[Lines of data]
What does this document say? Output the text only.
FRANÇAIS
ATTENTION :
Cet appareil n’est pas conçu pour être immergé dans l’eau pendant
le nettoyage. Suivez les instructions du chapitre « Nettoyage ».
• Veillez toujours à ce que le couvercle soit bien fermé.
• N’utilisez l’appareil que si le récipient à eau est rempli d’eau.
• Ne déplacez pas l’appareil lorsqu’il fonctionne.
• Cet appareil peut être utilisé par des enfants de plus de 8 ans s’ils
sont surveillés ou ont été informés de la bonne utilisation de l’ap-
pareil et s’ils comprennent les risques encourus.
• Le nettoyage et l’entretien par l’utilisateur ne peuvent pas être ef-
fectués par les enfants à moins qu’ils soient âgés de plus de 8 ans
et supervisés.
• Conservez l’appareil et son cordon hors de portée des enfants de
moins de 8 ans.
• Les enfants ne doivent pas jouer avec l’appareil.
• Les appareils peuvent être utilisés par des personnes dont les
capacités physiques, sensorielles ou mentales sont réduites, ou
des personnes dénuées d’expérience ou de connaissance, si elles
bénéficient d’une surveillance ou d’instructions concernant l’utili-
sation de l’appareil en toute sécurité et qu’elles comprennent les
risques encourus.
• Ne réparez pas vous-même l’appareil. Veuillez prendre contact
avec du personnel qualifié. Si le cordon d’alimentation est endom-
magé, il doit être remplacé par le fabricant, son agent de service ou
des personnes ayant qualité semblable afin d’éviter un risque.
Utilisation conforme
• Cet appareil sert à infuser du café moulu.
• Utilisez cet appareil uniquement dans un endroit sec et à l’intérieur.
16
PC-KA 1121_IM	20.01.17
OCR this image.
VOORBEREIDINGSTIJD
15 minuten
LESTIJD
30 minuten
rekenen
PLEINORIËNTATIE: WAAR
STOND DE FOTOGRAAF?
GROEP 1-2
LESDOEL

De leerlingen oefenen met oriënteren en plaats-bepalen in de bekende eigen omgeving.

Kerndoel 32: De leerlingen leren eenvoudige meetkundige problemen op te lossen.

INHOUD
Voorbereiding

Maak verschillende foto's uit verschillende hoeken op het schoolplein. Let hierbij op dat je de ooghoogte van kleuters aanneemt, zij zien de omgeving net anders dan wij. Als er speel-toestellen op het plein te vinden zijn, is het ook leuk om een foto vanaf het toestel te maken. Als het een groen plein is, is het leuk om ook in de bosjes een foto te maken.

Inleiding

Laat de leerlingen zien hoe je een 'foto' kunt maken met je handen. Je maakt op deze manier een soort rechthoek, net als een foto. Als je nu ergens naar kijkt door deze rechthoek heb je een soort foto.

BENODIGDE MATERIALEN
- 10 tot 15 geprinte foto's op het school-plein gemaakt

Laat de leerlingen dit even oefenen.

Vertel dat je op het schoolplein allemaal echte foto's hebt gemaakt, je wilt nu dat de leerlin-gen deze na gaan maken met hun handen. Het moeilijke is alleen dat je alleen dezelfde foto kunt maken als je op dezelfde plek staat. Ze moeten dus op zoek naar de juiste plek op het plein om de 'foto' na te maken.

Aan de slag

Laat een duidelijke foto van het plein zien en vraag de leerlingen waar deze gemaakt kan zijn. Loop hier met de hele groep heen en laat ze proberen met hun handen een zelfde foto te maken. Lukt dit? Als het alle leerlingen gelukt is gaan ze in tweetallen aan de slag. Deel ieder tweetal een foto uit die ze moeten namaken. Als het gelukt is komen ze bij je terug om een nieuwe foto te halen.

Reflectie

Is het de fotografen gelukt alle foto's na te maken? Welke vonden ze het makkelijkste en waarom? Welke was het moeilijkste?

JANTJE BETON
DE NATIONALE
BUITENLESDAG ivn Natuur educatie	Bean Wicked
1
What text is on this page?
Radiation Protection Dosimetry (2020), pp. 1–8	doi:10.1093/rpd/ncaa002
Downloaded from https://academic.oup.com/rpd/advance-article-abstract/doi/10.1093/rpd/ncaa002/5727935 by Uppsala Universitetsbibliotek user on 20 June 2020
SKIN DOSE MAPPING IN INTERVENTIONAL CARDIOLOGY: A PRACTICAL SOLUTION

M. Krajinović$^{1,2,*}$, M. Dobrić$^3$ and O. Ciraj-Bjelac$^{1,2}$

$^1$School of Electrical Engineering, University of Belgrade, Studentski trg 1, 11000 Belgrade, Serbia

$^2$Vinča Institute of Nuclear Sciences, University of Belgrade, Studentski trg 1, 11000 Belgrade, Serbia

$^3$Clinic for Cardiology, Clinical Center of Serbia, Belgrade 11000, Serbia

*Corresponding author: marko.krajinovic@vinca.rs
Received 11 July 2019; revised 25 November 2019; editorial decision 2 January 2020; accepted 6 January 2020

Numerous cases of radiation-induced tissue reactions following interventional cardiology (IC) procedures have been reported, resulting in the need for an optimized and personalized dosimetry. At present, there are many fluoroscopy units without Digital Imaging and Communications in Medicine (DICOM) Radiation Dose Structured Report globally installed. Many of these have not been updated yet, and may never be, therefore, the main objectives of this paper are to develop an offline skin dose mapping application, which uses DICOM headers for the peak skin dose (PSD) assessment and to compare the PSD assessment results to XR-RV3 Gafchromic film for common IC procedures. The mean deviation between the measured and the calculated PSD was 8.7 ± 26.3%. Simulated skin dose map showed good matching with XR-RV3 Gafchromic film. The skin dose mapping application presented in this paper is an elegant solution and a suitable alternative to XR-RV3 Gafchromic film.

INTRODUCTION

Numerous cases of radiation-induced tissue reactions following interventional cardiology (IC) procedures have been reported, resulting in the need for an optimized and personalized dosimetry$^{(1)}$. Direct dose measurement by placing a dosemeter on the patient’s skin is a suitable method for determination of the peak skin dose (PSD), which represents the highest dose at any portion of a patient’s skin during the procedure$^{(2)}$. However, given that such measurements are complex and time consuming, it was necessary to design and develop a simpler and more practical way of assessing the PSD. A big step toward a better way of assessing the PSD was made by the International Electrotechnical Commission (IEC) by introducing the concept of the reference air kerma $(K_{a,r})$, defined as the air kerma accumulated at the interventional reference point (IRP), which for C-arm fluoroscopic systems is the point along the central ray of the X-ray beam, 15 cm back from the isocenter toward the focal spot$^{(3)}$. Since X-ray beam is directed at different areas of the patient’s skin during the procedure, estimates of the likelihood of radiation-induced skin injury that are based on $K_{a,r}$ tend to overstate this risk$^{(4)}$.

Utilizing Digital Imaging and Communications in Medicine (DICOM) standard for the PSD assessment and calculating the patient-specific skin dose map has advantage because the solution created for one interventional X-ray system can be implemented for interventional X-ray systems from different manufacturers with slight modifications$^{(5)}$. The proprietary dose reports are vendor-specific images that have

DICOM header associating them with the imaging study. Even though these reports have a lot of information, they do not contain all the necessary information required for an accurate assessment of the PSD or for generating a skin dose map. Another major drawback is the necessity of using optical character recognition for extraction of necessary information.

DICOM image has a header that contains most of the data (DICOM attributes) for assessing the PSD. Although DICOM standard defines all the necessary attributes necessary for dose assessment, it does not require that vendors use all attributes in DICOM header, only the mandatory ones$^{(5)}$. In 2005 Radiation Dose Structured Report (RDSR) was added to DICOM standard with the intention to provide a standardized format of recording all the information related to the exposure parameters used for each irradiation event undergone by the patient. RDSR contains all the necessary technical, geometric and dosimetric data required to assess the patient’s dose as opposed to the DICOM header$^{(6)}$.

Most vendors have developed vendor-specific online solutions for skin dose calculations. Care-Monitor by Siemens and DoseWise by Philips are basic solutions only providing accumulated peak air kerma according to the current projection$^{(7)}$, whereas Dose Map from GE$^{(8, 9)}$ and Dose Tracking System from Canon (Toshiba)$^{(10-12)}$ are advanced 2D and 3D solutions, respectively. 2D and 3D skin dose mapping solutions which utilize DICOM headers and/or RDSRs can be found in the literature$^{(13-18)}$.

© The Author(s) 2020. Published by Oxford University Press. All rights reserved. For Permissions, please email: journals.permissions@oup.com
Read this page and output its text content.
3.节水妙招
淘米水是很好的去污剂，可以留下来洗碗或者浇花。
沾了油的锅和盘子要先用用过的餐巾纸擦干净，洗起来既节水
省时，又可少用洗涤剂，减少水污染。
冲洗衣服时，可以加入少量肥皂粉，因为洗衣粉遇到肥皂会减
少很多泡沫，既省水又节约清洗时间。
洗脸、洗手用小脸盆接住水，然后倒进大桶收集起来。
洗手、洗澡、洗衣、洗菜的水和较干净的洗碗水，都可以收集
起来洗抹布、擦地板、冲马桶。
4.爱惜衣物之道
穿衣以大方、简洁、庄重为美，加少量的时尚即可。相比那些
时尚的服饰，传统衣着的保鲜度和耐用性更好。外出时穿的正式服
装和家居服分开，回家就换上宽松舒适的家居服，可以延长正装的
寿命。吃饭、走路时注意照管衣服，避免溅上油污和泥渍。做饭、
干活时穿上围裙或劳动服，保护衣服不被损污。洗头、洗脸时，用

To do - Every line from the one containing "Read this page and output its text content." through the last line of the entries must be written out verbatim, and no other line.

Response to the task -
Read this page and output its text content.
3.节水妙招
淘米水是很好的去污剂，可以留下来洗碗或者浇花。
沾了油的锅和盘子要先用用过的餐巾纸擦干净，洗起来既节水
省时，又可少用洗涤剂，减少水污染。
冲洗衣服时，可以加入少量肥皂粉，因为洗衣粉遇到肥皂会减
少很多泡沫，既省水又节约清洗时间。
洗脸、洗手用小脸盆接住水，然后倒进大桶收集起来。
洗手、洗澡、洗衣、洗菜的水和较干净的洗碗水，都可以收集
起来洗抹布、擦地板、冲马桶。
4.爱惜衣物之道
穿衣以大方、简洁、庄重为美，加少量的时尚即可。相比那些
时尚的服饰，传统衣着的保鲜度和耐用性更好。外出时穿的正式服
装和家居服分开，回家就换上宽松舒适的家居服，可以延长正装的
寿命。吃饭、走路时注意照管衣服，避免溅上油污和泥渍。做饭、
干活时穿上围裙或劳动服，保护衣服不被损污。洗头、洗脸时，用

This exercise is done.